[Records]
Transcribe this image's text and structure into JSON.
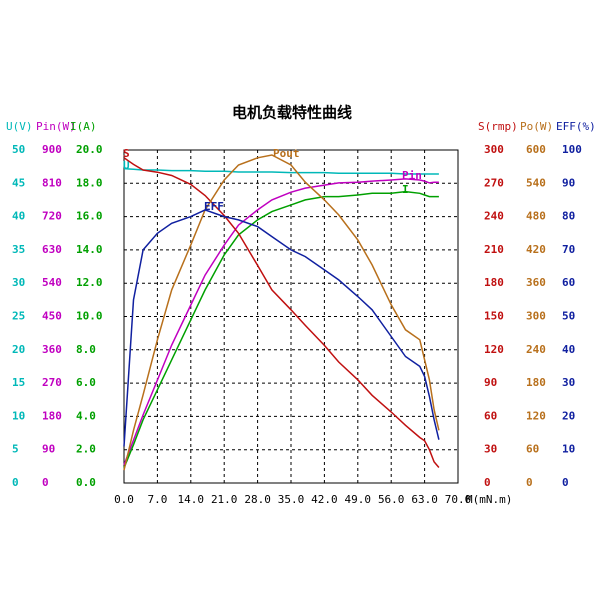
{
  "chart_data": {
    "type": "line",
    "title": "电机负载特性曲线",
    "xlabel": "M(mN.m)",
    "x": [
      0,
      2,
      4,
      7,
      10,
      14,
      17,
      21,
      24,
      28,
      31,
      35,
      38,
      42,
      45,
      49,
      52,
      56,
      59,
      62,
      63,
      64,
      65,
      66
    ],
    "xlim": [
      0,
      70
    ],
    "xticks": [
      {
        "value": 0,
        "label": "0.0"
      },
      {
        "value": 7,
        "label": "7.0"
      },
      {
        "value": 14,
        "label": "14.0"
      },
      {
        "value": 21,
        "label": "21.0"
      },
      {
        "value": 28,
        "label": "28.0"
      },
      {
        "value": 35,
        "label": "35.0"
      },
      {
        "value": 42,
        "label": "42.0"
      },
      {
        "value": 49,
        "label": "49.0"
      },
      {
        "value": 56,
        "label": "56.0"
      },
      {
        "value": 63,
        "label": "63.0"
      },
      {
        "value": 70,
        "label": "70.0"
      }
    ],
    "grid": true,
    "series": [
      {
        "name": "U",
        "axis_label": "U(V)",
        "side": "left",
        "color": "#00b8b8",
        "ylim": [
          0,
          50
        ],
        "yticks": [
          0,
          5,
          10,
          15,
          20,
          25,
          30,
          35,
          40,
          45,
          50
        ],
        "values": [
          47.2,
          47.1,
          47.0,
          47.0,
          46.9,
          46.9,
          46.8,
          46.8,
          46.7,
          46.7,
          46.7,
          46.6,
          46.6,
          46.6,
          46.5,
          46.5,
          46.5,
          46.5,
          46.4,
          46.4,
          46.4,
          46.4,
          46.4,
          46.4
        ]
      },
      {
        "name": "Pin",
        "axis_label": "Pin(W)",
        "side": "left",
        "color": "#c000c0",
        "ylim": [
          0,
          900
        ],
        "yticks": [
          0,
          90,
          180,
          270,
          360,
          450,
          540,
          630,
          720,
          810,
          900
        ],
        "values": [
          49,
          116,
          184,
          278,
          373,
          481,
          562,
          643,
          697,
          738,
          765,
          786,
          797,
          805,
          811,
          813,
          816,
          819,
          822,
          819,
          816,
          811,
          813,
          813
        ]
      },
      {
        "name": "I",
        "axis_label": "I(A)",
        "side": "left",
        "color": "#00a000",
        "ylim": [
          0,
          20
        ],
        "yticks": [
          {
            "value": 0,
            "label": "0.0"
          },
          {
            "value": 2,
            "label": "2.0"
          },
          {
            "value": 4,
            "label": "4.0"
          },
          {
            "value": 6,
            "label": "6.0"
          },
          {
            "value": 8,
            "label": "8.0"
          },
          {
            "value": 10,
            "label": "10.0"
          },
          {
            "value": 12,
            "label": "12.0"
          },
          {
            "value": 14,
            "label": "14.0"
          },
          {
            "value": 16,
            "label": "16.0"
          },
          {
            "value": 18,
            "label": "18.0"
          },
          {
            "value": 20,
            "label": "20.0"
          }
        ],
        "values": [
          0.9,
          2.3,
          3.8,
          5.6,
          7.4,
          9.8,
          11.6,
          13.7,
          14.9,
          15.8,
          16.3,
          16.7,
          17.0,
          17.2,
          17.2,
          17.3,
          17.4,
          17.4,
          17.5,
          17.4,
          17.3,
          17.2,
          17.2,
          17.2
        ]
      },
      {
        "name": "S",
        "axis_label": "S(rmp)",
        "side": "right",
        "color": "#c01010",
        "ylim": [
          0,
          300
        ],
        "yticks": [
          0,
          30,
          60,
          90,
          120,
          150,
          180,
          210,
          240,
          270,
          300
        ],
        "values": [
          293,
          287,
          282,
          280,
          277,
          269,
          259,
          241,
          225,
          196,
          174,
          156,
          142,
          124,
          109,
          93,
          79,
          64,
          52,
          41,
          38,
          30,
          19,
          14
        ]
      },
      {
        "name": "Pout",
        "axis_label": "Po(W)",
        "side": "right",
        "color": "#b8701c",
        "ylim": [
          0,
          600
        ],
        "yticks": [
          0,
          60,
          120,
          180,
          240,
          300,
          360,
          420,
          480,
          540,
          600
        ],
        "values": [
          23,
          95,
          159,
          258,
          348,
          429,
          492,
          546,
          573,
          586,
          591,
          573,
          542,
          510,
          483,
          438,
          393,
          321,
          276,
          258,
          222,
          186,
          132,
          95
        ]
      },
      {
        "name": "EFF",
        "axis_label": "EFF(%)",
        "side": "right",
        "color": "#1020a0",
        "ylim": [
          0,
          100
        ],
        "yticks": [
          0,
          10,
          20,
          30,
          40,
          50,
          60,
          70,
          80,
          90,
          100
        ],
        "values": [
          11,
          55,
          70,
          75,
          78,
          80,
          82,
          80,
          79,
          77,
          74,
          70,
          68,
          64,
          61,
          56,
          52,
          44,
          38,
          35,
          32,
          26,
          19,
          13
        ]
      }
    ]
  }
}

- **Exercise**
Search the records for the word "name" and copy every line where it occurs.

- **Exercise answer**
        "name": "U",
        "name": "Pin",
        "name": "I",
        "name": "S",
        "name": "Pout",
        "name": "EFF",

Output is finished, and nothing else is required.